Records from a data collection:
= = = = = = =

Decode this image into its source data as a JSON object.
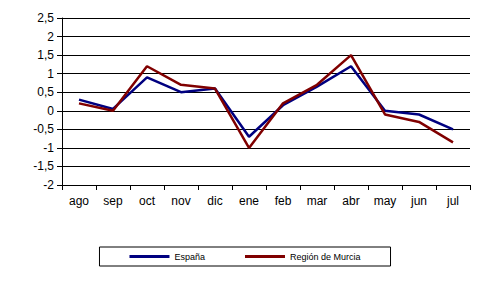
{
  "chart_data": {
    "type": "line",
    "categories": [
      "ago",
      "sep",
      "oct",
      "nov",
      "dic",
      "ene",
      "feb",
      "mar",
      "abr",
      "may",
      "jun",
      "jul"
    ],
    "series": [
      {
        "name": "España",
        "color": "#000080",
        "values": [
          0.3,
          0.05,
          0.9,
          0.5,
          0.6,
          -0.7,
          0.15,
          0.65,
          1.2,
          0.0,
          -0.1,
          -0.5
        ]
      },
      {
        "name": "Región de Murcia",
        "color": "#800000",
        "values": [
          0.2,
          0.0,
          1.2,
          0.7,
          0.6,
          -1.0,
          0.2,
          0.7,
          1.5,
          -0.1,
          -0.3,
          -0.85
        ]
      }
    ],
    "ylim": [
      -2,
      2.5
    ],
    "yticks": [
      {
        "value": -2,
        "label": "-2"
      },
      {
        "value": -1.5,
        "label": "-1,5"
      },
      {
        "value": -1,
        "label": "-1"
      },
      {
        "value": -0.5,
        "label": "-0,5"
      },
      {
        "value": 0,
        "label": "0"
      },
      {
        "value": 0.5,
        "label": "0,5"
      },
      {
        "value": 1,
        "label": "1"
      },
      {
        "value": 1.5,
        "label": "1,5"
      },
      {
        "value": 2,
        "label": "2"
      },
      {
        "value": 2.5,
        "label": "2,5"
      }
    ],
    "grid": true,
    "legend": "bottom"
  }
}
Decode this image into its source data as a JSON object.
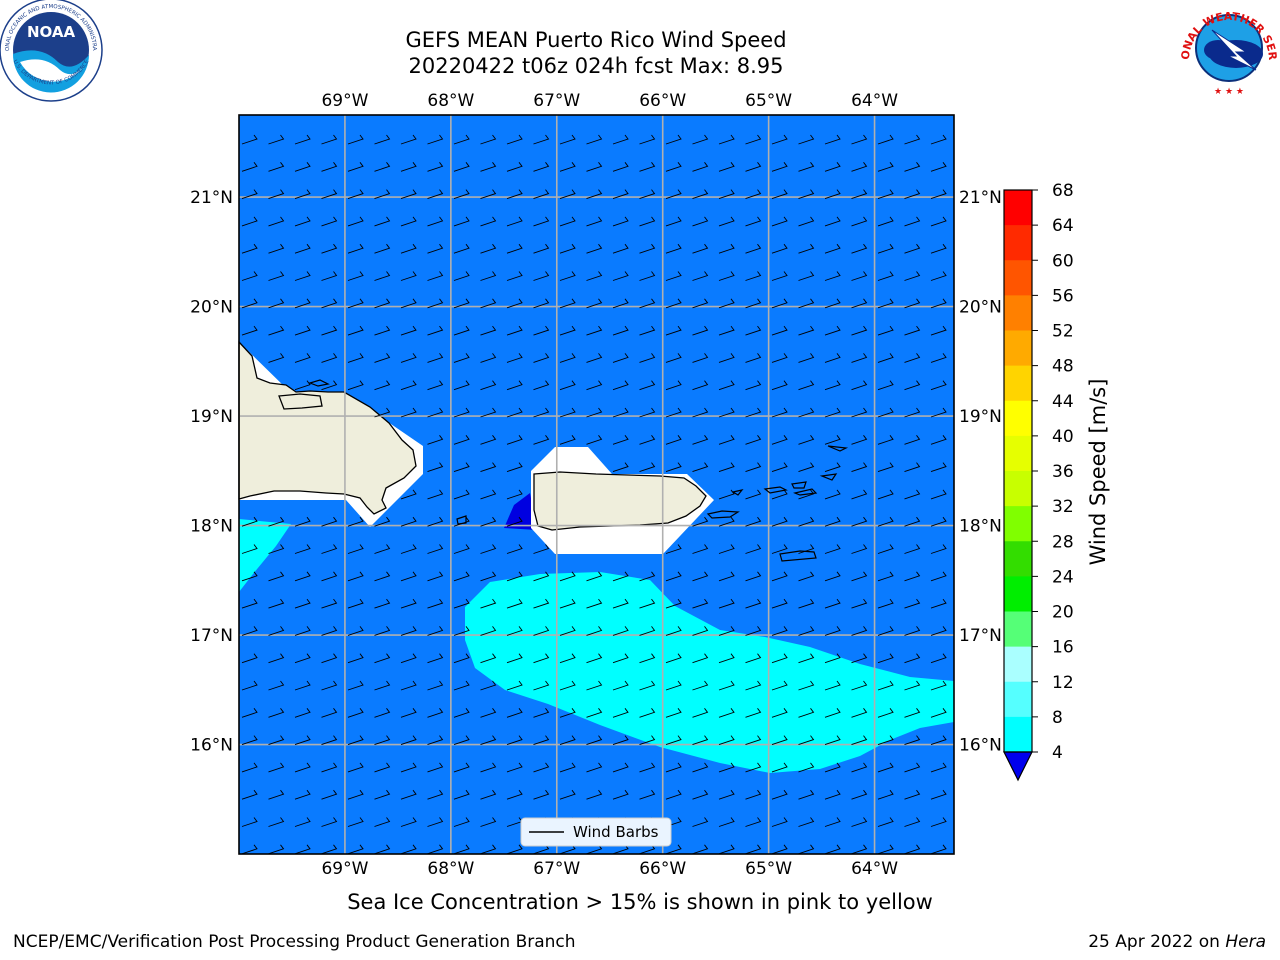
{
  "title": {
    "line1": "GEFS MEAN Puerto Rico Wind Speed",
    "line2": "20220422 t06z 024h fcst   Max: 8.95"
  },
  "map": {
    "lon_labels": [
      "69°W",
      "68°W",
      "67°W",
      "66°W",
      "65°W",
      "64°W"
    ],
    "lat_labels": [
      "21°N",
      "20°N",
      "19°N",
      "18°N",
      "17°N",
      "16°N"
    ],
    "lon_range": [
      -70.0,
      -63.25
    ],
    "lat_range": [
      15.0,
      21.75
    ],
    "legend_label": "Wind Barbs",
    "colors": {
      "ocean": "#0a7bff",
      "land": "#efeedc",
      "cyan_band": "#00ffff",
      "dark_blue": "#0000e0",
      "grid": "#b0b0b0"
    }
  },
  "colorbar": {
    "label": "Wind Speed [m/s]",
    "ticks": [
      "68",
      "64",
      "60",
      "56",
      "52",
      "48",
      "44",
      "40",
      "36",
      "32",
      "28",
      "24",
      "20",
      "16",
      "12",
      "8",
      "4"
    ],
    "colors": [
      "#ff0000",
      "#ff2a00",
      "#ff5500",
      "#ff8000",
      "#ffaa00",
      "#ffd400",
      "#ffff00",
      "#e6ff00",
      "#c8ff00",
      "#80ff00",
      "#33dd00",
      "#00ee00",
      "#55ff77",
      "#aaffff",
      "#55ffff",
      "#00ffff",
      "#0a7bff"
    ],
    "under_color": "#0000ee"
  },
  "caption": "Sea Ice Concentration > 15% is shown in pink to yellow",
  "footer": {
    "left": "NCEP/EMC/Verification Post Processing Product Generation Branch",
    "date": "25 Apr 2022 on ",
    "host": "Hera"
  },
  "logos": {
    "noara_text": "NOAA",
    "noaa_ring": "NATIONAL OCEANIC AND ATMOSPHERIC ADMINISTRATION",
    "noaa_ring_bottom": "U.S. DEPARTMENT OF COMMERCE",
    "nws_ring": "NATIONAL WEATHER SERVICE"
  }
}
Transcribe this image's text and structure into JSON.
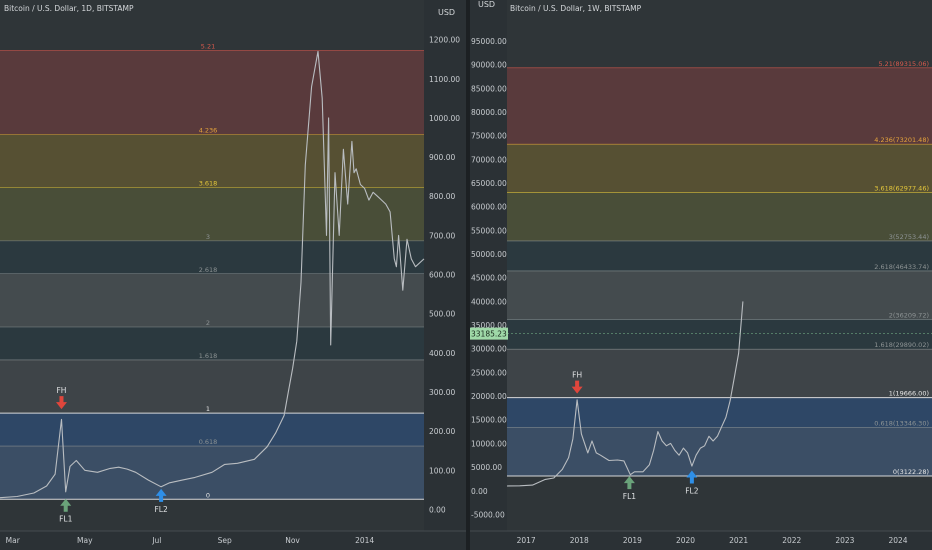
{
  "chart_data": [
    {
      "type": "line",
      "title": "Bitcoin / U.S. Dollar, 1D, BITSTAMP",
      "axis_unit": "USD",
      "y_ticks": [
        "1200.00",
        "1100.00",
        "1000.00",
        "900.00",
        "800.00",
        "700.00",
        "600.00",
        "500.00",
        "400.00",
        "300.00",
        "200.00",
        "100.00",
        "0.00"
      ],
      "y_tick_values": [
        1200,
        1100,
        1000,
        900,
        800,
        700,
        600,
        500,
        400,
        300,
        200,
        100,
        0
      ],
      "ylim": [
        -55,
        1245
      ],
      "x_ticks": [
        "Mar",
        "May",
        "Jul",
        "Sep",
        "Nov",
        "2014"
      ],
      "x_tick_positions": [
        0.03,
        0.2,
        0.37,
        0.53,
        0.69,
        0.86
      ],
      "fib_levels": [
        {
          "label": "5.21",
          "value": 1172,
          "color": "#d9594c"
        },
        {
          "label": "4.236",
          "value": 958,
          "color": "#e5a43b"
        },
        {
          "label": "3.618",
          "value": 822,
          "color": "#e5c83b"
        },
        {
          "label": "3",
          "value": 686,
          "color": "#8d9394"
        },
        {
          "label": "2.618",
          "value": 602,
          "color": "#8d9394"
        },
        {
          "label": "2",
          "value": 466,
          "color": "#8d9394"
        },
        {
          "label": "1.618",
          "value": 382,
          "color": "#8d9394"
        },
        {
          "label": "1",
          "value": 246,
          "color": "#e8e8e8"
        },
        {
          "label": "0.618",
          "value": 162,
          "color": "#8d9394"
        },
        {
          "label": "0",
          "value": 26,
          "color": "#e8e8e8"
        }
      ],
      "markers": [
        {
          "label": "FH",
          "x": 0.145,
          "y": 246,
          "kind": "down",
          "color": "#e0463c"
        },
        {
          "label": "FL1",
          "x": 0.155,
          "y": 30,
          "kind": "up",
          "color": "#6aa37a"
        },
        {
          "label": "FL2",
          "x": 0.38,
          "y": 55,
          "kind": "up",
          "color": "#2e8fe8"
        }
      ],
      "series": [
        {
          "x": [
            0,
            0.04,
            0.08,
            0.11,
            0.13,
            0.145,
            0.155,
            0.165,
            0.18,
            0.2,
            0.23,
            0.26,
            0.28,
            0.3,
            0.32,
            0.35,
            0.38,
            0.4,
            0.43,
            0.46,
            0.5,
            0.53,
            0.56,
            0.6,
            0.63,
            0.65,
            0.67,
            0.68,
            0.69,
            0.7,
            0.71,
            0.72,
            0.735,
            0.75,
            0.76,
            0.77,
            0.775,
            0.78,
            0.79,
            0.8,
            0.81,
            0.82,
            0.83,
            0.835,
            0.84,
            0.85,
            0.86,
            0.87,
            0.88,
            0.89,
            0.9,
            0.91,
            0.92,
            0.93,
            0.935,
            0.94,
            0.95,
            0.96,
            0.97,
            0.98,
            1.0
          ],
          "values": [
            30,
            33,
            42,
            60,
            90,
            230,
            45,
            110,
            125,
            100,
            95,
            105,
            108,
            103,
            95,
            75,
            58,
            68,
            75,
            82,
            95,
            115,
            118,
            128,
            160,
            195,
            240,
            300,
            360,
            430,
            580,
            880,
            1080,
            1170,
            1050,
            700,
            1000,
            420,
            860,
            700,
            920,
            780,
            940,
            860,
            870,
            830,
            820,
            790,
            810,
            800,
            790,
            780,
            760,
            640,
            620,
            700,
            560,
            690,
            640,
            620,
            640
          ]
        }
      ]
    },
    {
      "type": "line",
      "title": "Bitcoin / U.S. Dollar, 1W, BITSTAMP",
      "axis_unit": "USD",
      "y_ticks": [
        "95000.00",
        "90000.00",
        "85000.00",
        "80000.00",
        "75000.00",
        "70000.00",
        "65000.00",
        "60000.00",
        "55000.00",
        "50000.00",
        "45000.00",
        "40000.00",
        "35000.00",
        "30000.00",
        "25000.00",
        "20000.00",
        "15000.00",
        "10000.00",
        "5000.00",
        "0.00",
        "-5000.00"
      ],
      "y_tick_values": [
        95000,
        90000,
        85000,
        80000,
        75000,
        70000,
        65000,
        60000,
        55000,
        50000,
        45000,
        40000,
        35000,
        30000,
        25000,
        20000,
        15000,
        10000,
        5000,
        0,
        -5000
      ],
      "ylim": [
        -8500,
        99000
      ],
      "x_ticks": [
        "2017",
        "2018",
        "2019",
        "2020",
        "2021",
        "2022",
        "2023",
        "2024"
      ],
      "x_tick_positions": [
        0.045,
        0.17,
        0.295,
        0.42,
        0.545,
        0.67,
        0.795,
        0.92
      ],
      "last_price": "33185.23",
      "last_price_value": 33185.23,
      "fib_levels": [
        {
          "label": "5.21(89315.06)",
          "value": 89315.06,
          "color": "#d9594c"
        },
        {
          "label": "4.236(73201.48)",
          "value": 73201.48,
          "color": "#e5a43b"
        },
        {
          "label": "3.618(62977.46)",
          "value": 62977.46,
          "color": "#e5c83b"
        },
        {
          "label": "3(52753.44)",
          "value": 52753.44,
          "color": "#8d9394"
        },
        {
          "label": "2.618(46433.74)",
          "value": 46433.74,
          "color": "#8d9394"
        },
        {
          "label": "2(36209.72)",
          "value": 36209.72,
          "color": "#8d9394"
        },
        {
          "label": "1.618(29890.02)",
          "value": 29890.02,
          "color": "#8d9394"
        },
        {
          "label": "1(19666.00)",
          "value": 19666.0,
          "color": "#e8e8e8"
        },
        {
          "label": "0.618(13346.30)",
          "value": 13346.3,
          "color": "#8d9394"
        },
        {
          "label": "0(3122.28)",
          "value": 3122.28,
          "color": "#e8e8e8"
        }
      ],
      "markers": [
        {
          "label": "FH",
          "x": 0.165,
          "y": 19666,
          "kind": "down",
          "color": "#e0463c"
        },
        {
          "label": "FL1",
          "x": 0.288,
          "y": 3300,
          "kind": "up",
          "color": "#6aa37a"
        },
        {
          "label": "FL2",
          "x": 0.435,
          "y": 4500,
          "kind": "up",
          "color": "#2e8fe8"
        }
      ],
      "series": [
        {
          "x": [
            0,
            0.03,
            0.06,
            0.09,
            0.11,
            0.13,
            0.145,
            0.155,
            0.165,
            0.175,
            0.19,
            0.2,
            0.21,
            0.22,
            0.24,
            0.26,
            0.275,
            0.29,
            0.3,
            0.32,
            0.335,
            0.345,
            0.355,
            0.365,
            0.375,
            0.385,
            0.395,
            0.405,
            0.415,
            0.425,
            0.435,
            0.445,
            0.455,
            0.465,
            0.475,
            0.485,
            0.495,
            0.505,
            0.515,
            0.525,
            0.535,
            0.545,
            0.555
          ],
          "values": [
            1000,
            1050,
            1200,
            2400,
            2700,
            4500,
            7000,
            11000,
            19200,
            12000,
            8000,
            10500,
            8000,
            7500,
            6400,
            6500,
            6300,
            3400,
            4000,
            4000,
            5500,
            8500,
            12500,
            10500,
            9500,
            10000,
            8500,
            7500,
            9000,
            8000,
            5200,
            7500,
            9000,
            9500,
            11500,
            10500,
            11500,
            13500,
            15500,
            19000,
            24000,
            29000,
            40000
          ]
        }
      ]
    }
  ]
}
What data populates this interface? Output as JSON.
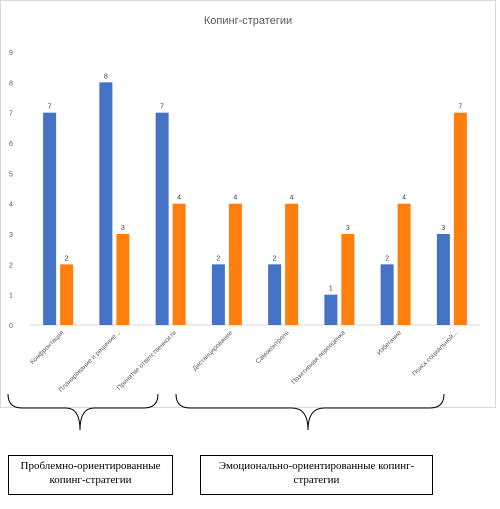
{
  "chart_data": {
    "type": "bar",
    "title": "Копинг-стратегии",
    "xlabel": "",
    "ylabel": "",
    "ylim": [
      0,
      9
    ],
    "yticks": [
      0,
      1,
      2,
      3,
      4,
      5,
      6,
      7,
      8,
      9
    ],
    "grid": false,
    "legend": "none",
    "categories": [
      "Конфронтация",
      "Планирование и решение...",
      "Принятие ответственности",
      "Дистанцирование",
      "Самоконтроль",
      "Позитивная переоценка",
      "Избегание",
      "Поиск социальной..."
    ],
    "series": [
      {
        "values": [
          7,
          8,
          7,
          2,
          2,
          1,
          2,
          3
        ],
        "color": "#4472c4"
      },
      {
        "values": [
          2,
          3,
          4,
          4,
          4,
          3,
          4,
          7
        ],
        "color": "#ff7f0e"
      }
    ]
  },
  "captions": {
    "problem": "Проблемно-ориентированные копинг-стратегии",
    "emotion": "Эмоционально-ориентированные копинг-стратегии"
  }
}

= = = = = = =

Lines of the material that contain the word "Wind" are to be gathered.

Solution below:
    "line1": "GEFS MEAN Puerto Rico Wind Speed",
    "legend_label": "Wind Barbs",
    "label": "Wind Speed [m/s]",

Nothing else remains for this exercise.